[Dataset records]
___

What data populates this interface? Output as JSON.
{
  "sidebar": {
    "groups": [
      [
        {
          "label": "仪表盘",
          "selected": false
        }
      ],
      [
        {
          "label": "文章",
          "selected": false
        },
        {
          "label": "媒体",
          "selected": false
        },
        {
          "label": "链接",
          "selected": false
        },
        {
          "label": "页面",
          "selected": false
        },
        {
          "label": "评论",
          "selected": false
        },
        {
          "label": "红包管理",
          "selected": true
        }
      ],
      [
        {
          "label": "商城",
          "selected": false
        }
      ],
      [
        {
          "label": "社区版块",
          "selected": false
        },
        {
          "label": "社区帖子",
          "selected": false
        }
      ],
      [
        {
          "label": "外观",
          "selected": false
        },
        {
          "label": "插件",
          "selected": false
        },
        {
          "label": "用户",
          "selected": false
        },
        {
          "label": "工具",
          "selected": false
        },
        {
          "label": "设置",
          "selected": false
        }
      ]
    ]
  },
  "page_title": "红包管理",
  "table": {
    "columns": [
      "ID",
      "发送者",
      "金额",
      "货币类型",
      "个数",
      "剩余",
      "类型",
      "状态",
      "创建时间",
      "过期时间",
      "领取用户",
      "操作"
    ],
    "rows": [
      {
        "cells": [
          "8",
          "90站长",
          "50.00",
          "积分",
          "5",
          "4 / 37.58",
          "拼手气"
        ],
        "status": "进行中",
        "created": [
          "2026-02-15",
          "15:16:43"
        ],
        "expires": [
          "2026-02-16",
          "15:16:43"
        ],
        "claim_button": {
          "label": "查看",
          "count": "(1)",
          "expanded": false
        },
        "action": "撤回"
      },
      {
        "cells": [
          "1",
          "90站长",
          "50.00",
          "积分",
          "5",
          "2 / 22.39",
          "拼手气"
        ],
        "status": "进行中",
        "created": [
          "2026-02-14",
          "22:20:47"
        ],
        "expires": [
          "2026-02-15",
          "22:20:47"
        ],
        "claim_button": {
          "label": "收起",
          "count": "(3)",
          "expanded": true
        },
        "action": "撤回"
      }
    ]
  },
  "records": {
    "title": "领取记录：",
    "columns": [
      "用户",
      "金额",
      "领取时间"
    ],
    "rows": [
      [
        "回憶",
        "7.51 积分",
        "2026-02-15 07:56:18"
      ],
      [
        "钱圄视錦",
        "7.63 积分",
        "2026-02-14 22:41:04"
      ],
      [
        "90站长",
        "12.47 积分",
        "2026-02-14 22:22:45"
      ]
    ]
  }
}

___

*Aim*: Reproduce the complete set of lines precisely as supplied.

*Exercise response*:
What data populates this interface? Output as JSON.
{
  "sidebar": {
    "groups": [
      [
        {
          "label": "仪表盘",
          "selected": false
        }
      ],
      [
        {
          "label": "文章",
          "selected": false
        },
        {
          "label": "媒体",
          "selected": false
        },
        {
          "label": "链接",
          "selected": false
        },
        {
          "label": "页面",
          "selected": false
        },
        {
          "label": "评论",
          "selected": false
        },
        {
          "label": "红包管理",
          "selected": true
        }
      ],
      [
        {
          "label": "商城",
          "selected": false
        }
      ],
      [
        {
          "label": "社区版块",
          "selected": false
        },
        {
          "label": "社区帖子",
          "selected": false
        }
      ],
      [
        {
          "label": "外观",
          "selected": false
        },
        {
          "label": "插件",
          "selected": false
        },
        {
          "label": "用户",
          "selected": false
        },
        {
          "label": "工具",
          "selected": false
        },
        {
          "label": "设置",
          "selected": false
        }
      ]
    ]
  },
  "page_title": "红包管理",
  "table": {
    "columns": [
      "ID",
      "发送者",
      "金额",
      "货币类型",
      "个数",
      "剩余",
      "类型",
      "状态",
      "创建时间",
      "过期时间",
      "领取用户",
      "操作"
    ],
    "rows": [
      {
        "cells": [
          "8",
          "90站长",
          "50.00",
          "积分",
          "5",
          "4 / 37.58",
          "拼手气"
        ],
        "status": "进行中",
        "created": [
          "2026-02-15",
          "15:16:43"
        ],
        "expires": [
          "2026-02-16",
          "15:16:43"
        ],
        "claim_button": {
          "label": "查看",
          "count": "(1)",
          "expanded": false
        },
        "action": "撤回"
      },
      {
        "cells": [
          "1",
          "90站长",
          "50.00",
          "积分",
          "5",
          "2 / 22.39",
          "拼手气"
        ],
        "status": "进行中",
        "created": [
          "2026-02-14",
          "22:20:47"
        ],
        "expires": [
          "2026-02-15",
          "22:20:47"
        ],
        "claim_button": {
          "label": "收起",
          "count": "(3)",
          "expanded": true
        },
        "action": "撤回"
      }
    ]
  },
  "records": {
    "title": "领取记录：",
    "columns": [
      "用户",
      "金额",
      "领取时间"
    ],
    "rows": [
      [
        "回憶",
        "7.51 积分",
        "2026-02-15 07:56:18"
      ],
      [
        "钱圄视錦",
        "7.63 积分",
        "2026-02-14 22:41:04"
      ],
      [
        "90站长",
        "12.47 积分",
        "2026-02-14 22:22:45"
      ]
    ]
  }
}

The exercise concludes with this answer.